Instruction: Write out each line beneath this one exactly as it reads.
** Start Exercise input **
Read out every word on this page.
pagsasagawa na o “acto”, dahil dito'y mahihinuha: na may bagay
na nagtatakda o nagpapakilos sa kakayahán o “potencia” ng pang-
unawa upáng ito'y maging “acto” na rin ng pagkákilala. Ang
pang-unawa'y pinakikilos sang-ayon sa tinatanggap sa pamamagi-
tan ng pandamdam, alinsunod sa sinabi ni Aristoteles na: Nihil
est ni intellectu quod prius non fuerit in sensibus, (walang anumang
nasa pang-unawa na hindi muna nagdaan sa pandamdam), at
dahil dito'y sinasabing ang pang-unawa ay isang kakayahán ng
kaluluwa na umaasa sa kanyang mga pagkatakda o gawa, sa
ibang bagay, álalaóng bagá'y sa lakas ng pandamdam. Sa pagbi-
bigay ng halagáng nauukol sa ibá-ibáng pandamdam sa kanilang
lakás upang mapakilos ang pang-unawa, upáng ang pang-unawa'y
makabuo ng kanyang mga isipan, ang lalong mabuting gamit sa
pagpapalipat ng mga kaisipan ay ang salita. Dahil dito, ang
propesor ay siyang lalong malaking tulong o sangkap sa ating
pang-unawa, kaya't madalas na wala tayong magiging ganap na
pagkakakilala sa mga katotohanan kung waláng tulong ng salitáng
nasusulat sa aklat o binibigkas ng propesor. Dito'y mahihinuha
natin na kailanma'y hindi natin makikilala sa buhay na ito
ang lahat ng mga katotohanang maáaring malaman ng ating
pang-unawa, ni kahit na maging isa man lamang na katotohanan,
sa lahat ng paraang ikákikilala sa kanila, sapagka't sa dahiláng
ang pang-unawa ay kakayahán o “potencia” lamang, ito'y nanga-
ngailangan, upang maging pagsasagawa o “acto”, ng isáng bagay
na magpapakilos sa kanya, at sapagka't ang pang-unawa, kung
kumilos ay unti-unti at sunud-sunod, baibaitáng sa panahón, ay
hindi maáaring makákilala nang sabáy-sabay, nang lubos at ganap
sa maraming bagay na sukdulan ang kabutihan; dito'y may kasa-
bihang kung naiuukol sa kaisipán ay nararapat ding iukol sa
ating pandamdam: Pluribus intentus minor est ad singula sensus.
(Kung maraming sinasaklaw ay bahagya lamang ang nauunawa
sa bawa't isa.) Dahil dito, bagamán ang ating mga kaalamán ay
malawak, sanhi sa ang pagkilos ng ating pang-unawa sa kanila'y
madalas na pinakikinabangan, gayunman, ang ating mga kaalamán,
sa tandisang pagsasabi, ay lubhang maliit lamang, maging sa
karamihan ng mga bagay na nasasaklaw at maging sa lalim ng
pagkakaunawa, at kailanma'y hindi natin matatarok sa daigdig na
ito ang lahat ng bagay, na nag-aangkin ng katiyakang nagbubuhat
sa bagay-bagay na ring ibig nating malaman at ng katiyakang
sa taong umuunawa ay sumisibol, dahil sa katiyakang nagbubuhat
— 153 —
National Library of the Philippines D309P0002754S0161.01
** End Exercise input **
Written response:
Read out every word on this page.
pagsasagawa na o “acto”, dahil dito'y mahihinuha: na may bagay
na nagtatakda o nagpapakilos sa kakayahán o “potencia” ng pang-
unawa upáng ito'y maging “acto” na rin ng pagkákilala. Ang
pang-unawa'y pinakikilos sang-ayon sa tinatanggap sa pamamagi-
tan ng pandamdam, alinsunod sa sinabi ni Aristoteles na: Nihil
est ni intellectu quod prius non fuerit in sensibus, (walang anumang
nasa pang-unawa na hindi muna nagdaan sa pandamdam), at
dahil dito'y sinasabing ang pang-unawa ay isang kakayahán ng
kaluluwa na umaasa sa kanyang mga pagkatakda o gawa, sa
ibang bagay, álalaóng bagá'y sa lakas ng pandamdam. Sa pagbi-
bigay ng halagáng nauukol sa ibá-ibáng pandamdam sa kanilang
lakás upang mapakilos ang pang-unawa, upáng ang pang-unawa'y
makabuo ng kanyang mga isipan, ang lalong mabuting gamit sa
pagpapalipat ng mga kaisipan ay ang salita. Dahil dito, ang
propesor ay siyang lalong malaking tulong o sangkap sa ating
pang-unawa, kaya't madalas na wala tayong magiging ganap na
pagkakakilala sa mga katotohanan kung waláng tulong ng salitáng
nasusulat sa aklat o binibigkas ng propesor. Dito'y mahihinuha
natin na kailanma'y hindi natin makikilala sa buhay na ito
ang lahat ng mga katotohanang maáaring malaman ng ating
pang-unawa, ni kahit na maging isa man lamang na katotohanan,
sa lahat ng paraang ikákikilala sa kanila, sapagka't sa dahiláng
ang pang-unawa ay kakayahán o “potencia” lamang, ito'y nanga-
ngailangan, upang maging pagsasagawa o “acto”, ng isáng bagay
na magpapakilos sa kanya, at sapagka't ang pang-unawa, kung
kumilos ay unti-unti at sunud-sunod, baibaitáng sa panahón, ay
hindi maáaring makákilala nang sabáy-sabay, nang lubos at ganap
sa maraming bagay na sukdulan ang kabutihan; dito'y may kasa-
bihang kung naiuukol sa kaisipán ay nararapat ding iukol sa
ating pandamdam: Pluribus intentus minor est ad singula sensus.
(Kung maraming sinasaklaw ay bahagya lamang ang nauunawa
sa bawa't isa.) Dahil dito, bagamán ang ating mga kaalamán ay
malawak, sanhi sa ang pagkilos ng ating pang-unawa sa kanila'y
madalas na pinakikinabangan, gayunman, ang ating mga kaalamán,
sa tandisang pagsasabi, ay lubhang maliit lamang, maging sa
karamihan ng mga bagay na nasasaklaw at maging sa lalim ng
pagkakaunawa, at kailanma'y hindi natin matatarok sa daigdig na
ito ang lahat ng bagay, na nag-aangkin ng katiyakang nagbubuhat
sa bagay-bagay na ring ibig nating malaman at ng katiyakang
sa taong umuunawa ay sumisibol, dahil sa katiyakang nagbubuhat
— 153 —
National Library of the Philippines D309P0002754S0161.01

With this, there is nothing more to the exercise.